▶ **Given data**:
····················

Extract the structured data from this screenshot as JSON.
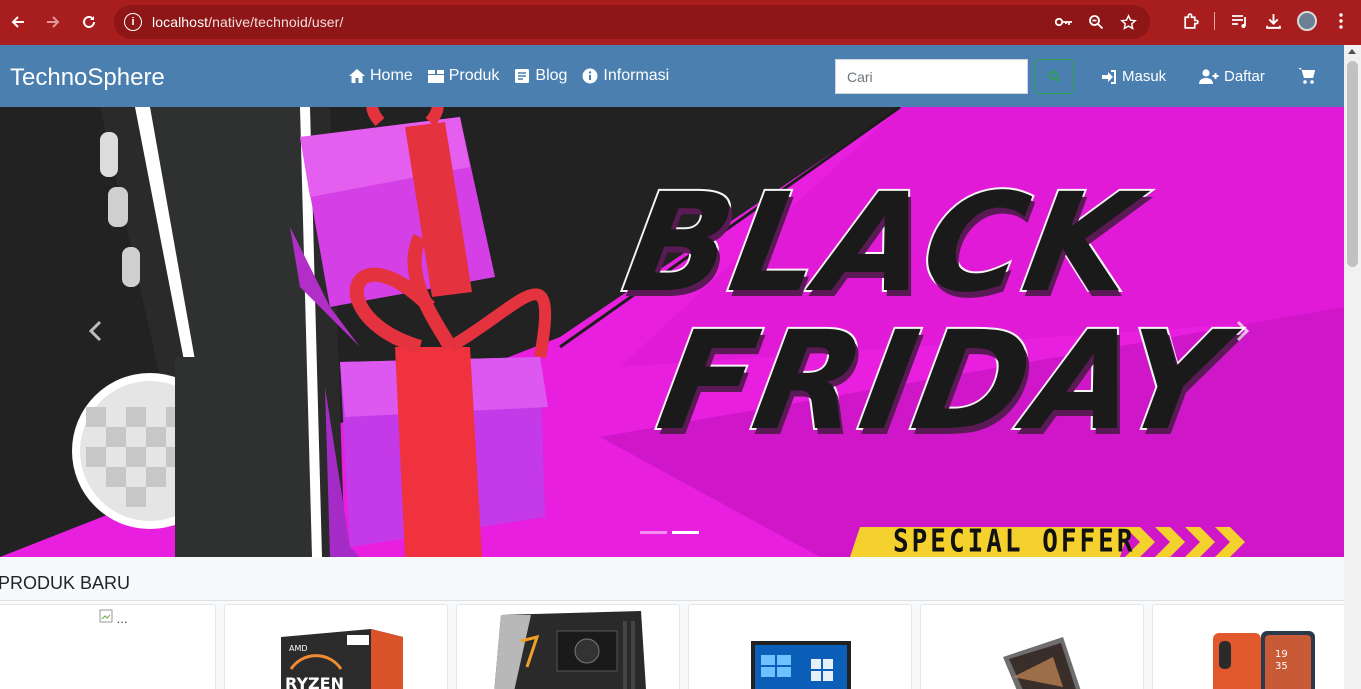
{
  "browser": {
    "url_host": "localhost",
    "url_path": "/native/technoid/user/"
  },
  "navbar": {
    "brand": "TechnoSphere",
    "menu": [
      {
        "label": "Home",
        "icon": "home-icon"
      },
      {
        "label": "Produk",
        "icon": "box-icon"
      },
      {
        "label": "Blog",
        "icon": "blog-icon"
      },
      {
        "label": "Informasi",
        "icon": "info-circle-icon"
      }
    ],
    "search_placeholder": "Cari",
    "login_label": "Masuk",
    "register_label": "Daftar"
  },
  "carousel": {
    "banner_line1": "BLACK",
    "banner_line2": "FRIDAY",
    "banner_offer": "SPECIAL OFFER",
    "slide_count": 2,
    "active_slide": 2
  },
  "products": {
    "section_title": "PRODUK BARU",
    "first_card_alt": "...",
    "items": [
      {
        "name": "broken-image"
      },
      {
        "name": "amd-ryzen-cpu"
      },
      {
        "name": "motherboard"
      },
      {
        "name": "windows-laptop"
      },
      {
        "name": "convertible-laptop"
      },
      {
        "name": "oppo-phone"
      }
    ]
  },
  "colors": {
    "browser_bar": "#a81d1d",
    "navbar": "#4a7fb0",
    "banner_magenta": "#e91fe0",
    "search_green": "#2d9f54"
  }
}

····················

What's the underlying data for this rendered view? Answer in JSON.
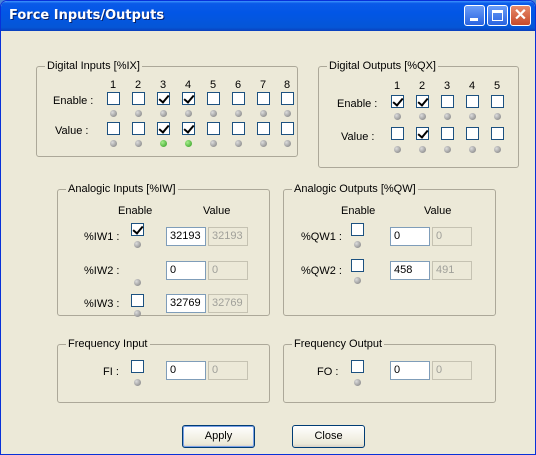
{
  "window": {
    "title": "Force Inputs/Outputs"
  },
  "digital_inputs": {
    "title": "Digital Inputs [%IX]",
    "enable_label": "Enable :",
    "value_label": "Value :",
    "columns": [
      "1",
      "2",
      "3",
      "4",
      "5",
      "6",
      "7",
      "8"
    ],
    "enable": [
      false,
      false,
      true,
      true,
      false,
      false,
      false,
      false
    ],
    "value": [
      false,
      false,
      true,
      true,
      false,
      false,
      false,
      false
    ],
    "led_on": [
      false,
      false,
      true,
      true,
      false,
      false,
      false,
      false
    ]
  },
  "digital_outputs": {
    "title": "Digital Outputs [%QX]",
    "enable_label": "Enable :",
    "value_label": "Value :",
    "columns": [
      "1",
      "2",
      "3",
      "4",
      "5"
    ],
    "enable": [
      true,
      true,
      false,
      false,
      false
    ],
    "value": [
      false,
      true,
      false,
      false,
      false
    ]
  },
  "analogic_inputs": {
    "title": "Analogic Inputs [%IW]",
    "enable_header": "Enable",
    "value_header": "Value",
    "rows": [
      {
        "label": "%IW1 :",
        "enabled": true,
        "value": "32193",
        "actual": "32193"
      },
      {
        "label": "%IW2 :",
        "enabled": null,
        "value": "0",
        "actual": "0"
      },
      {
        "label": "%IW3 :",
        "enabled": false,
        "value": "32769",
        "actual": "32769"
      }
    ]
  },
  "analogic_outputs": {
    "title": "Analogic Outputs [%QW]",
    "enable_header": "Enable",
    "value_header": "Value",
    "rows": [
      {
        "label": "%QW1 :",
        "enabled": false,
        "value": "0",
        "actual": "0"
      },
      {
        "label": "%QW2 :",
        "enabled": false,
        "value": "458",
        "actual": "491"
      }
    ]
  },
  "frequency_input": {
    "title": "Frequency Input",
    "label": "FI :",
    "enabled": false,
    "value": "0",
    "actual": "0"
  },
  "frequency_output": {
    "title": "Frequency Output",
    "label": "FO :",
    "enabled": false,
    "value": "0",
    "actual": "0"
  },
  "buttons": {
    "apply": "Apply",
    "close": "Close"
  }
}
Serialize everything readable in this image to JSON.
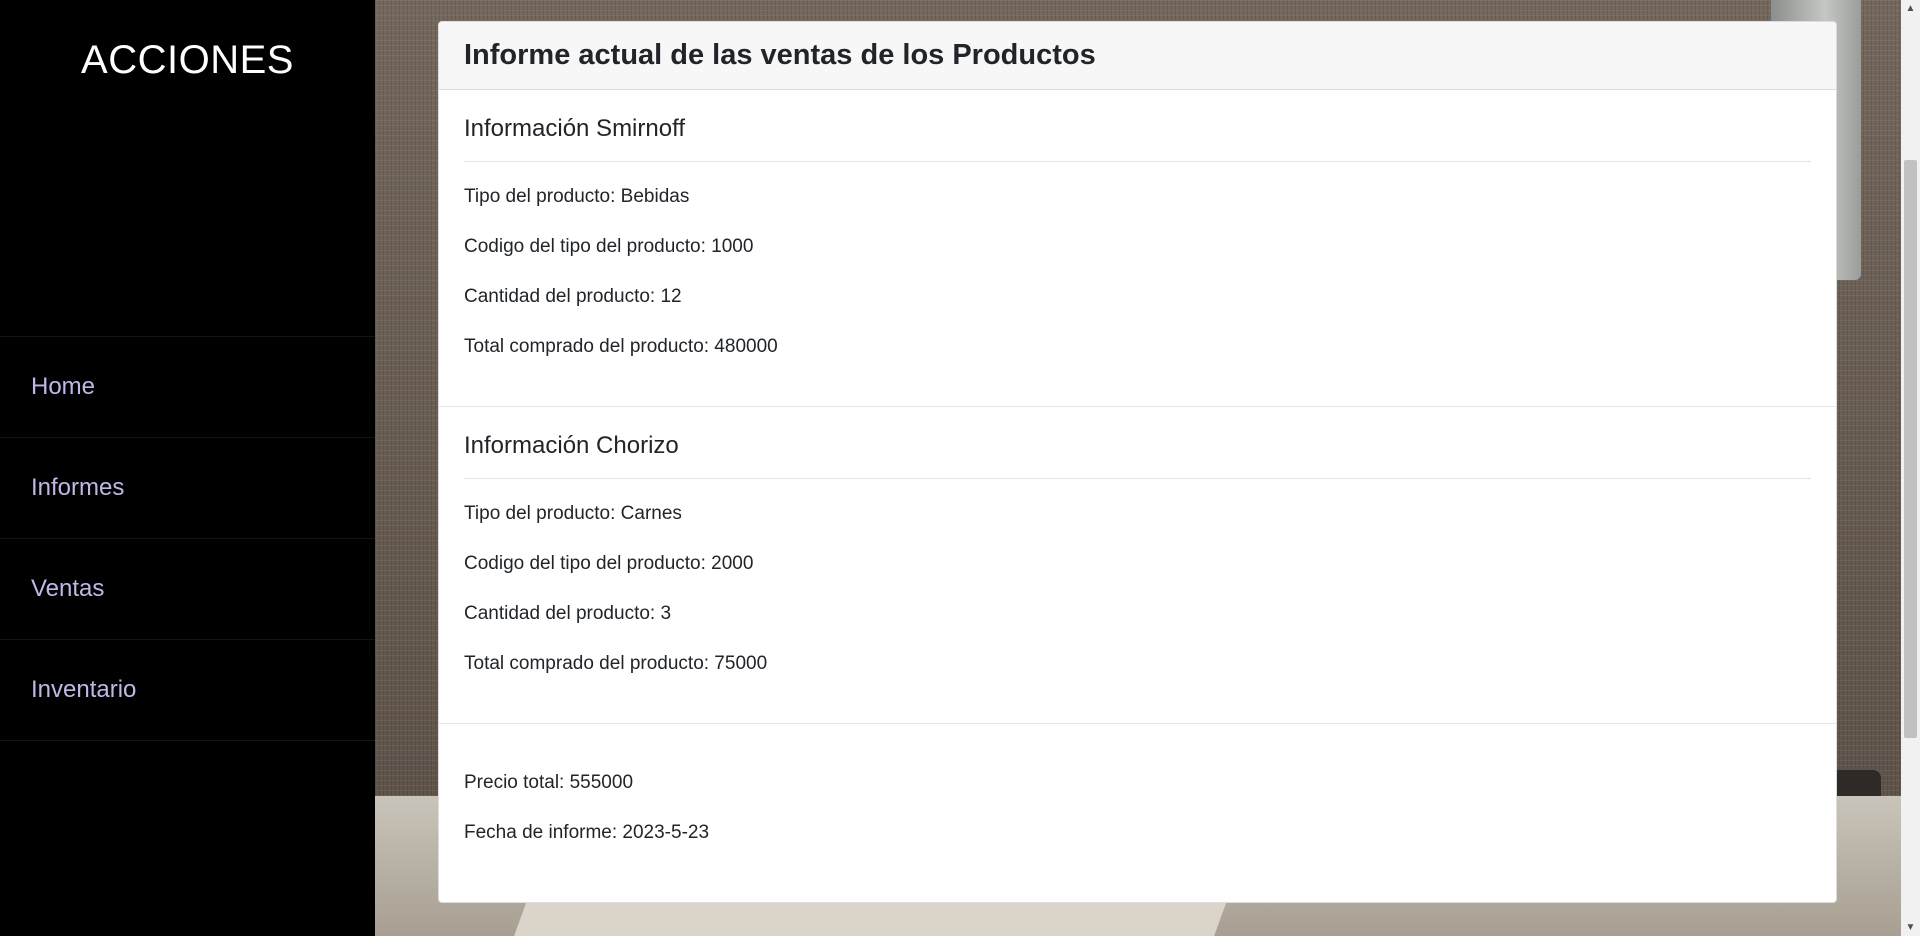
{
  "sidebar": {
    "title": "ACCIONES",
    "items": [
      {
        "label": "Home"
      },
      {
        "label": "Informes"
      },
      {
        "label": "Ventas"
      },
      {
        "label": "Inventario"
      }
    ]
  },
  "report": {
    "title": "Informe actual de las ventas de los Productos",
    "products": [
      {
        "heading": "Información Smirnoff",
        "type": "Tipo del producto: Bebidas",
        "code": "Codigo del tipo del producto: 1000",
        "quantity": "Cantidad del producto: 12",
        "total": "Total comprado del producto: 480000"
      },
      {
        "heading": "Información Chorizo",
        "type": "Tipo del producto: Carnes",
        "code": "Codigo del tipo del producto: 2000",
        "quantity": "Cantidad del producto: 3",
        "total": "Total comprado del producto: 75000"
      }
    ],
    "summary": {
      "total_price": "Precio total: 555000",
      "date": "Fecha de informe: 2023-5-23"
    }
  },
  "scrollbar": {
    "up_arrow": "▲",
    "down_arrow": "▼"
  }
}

····················

▶ **Brief**: Collect each line containing the string "quantity".

▶ **Task answer**:
        "quantity": "Cantidad del producto: 12",
        "quantity": "Cantidad del producto: 3",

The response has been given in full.